TASK DIRECTIONS:
Would you quote every entry exactly, dropping only the pictures?

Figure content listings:
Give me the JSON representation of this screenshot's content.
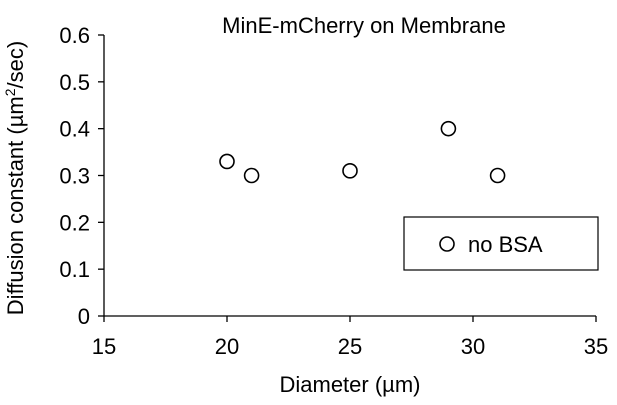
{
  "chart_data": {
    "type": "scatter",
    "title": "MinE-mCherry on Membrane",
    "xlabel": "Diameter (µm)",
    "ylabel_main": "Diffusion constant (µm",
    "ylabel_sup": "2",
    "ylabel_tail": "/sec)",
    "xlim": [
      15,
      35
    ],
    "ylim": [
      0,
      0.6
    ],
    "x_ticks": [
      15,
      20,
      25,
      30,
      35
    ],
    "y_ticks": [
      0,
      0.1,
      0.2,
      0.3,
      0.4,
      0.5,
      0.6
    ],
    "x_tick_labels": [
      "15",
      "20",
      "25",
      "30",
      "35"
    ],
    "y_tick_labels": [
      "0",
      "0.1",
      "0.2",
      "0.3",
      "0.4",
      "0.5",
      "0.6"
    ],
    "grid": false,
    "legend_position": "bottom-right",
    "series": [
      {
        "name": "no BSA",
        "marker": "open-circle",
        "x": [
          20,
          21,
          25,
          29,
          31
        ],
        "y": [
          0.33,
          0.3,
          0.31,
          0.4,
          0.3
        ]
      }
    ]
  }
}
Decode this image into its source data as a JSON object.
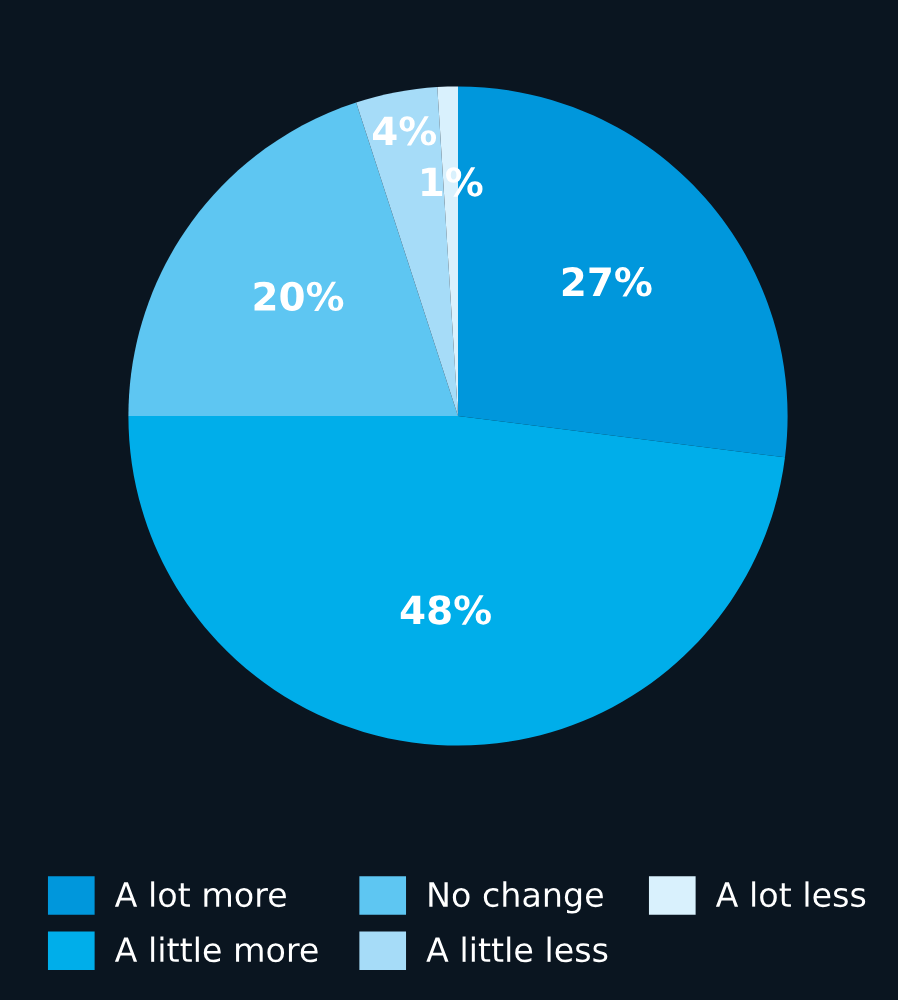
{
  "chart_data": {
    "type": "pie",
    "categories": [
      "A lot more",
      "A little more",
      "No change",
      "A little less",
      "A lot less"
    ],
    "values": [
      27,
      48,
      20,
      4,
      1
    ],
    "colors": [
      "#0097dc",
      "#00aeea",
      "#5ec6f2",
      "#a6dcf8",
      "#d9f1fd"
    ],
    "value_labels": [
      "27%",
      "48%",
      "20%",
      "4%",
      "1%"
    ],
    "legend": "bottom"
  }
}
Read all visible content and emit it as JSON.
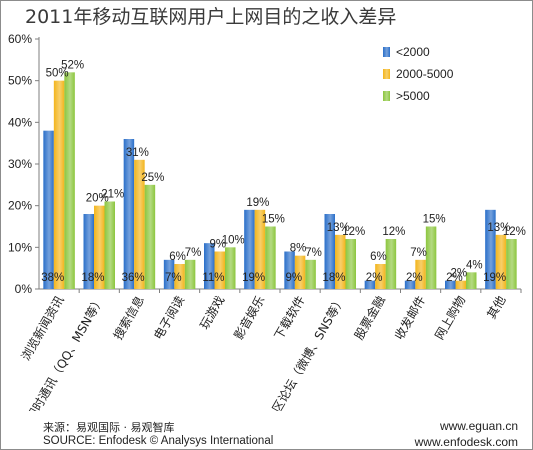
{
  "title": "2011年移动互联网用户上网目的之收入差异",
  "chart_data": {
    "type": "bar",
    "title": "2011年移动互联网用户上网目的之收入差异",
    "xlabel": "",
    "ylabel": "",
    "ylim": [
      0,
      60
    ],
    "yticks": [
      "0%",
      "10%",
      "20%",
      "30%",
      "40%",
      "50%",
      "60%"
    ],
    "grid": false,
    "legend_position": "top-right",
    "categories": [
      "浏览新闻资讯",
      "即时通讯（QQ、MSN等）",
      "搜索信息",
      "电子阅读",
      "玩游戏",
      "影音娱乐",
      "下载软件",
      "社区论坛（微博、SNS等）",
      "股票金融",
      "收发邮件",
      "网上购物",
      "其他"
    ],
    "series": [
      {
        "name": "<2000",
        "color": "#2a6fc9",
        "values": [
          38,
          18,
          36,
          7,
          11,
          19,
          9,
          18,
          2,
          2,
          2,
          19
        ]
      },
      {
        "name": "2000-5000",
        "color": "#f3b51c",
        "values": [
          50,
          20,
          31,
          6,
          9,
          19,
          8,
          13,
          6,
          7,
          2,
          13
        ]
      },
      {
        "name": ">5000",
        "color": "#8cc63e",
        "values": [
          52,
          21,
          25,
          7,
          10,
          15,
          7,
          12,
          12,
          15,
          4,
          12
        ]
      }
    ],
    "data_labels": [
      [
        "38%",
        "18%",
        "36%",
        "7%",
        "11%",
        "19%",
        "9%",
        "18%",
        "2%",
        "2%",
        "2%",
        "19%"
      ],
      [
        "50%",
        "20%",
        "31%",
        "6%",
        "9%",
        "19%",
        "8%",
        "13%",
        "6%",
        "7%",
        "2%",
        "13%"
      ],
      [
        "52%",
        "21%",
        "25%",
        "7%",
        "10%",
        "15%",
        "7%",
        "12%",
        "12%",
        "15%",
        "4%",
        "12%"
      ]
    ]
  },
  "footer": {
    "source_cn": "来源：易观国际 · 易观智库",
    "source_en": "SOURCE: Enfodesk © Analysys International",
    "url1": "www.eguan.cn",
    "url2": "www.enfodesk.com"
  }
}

EXERCISE ANSWER:
Give me the JSON representation of this screenshot's content.
{
  "chart_data": {
    "type": "scatter",
    "title": "MinE-mCherry on Membrane",
    "xlabel": "Diameter (µm)",
    "ylabel_main": "Diffusion constant (µm",
    "ylabel_sup": "2",
    "ylabel_tail": "/sec)",
    "xlim": [
      15,
      35
    ],
    "ylim": [
      0,
      0.6
    ],
    "x_ticks": [
      15,
      20,
      25,
      30,
      35
    ],
    "y_ticks": [
      0,
      0.1,
      0.2,
      0.3,
      0.4,
      0.5,
      0.6
    ],
    "x_tick_labels": [
      "15",
      "20",
      "25",
      "30",
      "35"
    ],
    "y_tick_labels": [
      "0",
      "0.1",
      "0.2",
      "0.3",
      "0.4",
      "0.5",
      "0.6"
    ],
    "grid": false,
    "legend_position": "bottom-right",
    "series": [
      {
        "name": "no BSA",
        "marker": "open-circle",
        "x": [
          20,
          21,
          25,
          29,
          31
        ],
        "y": [
          0.33,
          0.3,
          0.31,
          0.4,
          0.3
        ]
      }
    ]
  }
}
Decode this image into its source data as a JSON object.
{
  "chart_data": {
    "type": "pie",
    "categories": [
      "A lot more",
      "A little more",
      "No change",
      "A little less",
      "A lot less"
    ],
    "values": [
      27,
      48,
      20,
      4,
      1
    ],
    "colors": [
      "#0097dc",
      "#00aeea",
      "#5ec6f2",
      "#a6dcf8",
      "#d9f1fd"
    ],
    "value_labels": [
      "27%",
      "48%",
      "20%",
      "4%",
      "1%"
    ],
    "legend": "bottom"
  }
}
Read all visible content and emit it as JSON.
{
  "title": "2011年移动互联网用户上网目的之收入差异",
  "chart_data": {
    "type": "bar",
    "title": "2011年移动互联网用户上网目的之收入差异",
    "xlabel": "",
    "ylabel": "",
    "ylim": [
      0,
      60
    ],
    "yticks": [
      "0%",
      "10%",
      "20%",
      "30%",
      "40%",
      "50%",
      "60%"
    ],
    "grid": false,
    "legend_position": "top-right",
    "categories": [
      "浏览新闻资讯",
      "即时通讯（QQ、MSN等）",
      "搜索信息",
      "电子阅读",
      "玩游戏",
      "影音娱乐",
      "下载软件",
      "社区论坛（微博、SNS等）",
      "股票金融",
      "收发邮件",
      "网上购物",
      "其他"
    ],
    "series": [
      {
        "name": "<2000",
        "color": "#2a6fc9",
        "values": [
          38,
          18,
          36,
          7,
          11,
          19,
          9,
          18,
          2,
          2,
          2,
          19
        ]
      },
      {
        "name": "2000-5000",
        "color": "#f3b51c",
        "values": [
          50,
          20,
          31,
          6,
          9,
          19,
          8,
          13,
          6,
          7,
          2,
          13
        ]
      },
      {
        "name": ">5000",
        "color": "#8cc63e",
        "values": [
          52,
          21,
          25,
          7,
          10,
          15,
          7,
          12,
          12,
          15,
          4,
          12
        ]
      }
    ],
    "data_labels": [
      [
        "38%",
        "18%",
        "36%",
        "7%",
        "11%",
        "19%",
        "9%",
        "18%",
        "2%",
        "2%",
        "2%",
        "19%"
      ],
      [
        "50%",
        "20%",
        "31%",
        "6%",
        "9%",
        "19%",
        "8%",
        "13%",
        "6%",
        "7%",
        "2%",
        "13%"
      ],
      [
        "52%",
        "21%",
        "25%",
        "7%",
        "10%",
        "15%",
        "7%",
        "12%",
        "12%",
        "15%",
        "4%",
        "12%"
      ]
    ]
  },
  "footer": {
    "source_cn": "来源：易观国际 · 易观智库",
    "source_en": "SOURCE: Enfodesk © Analysys International",
    "url1": "www.eguan.cn",
    "url2": "www.enfodesk.com"
  }
}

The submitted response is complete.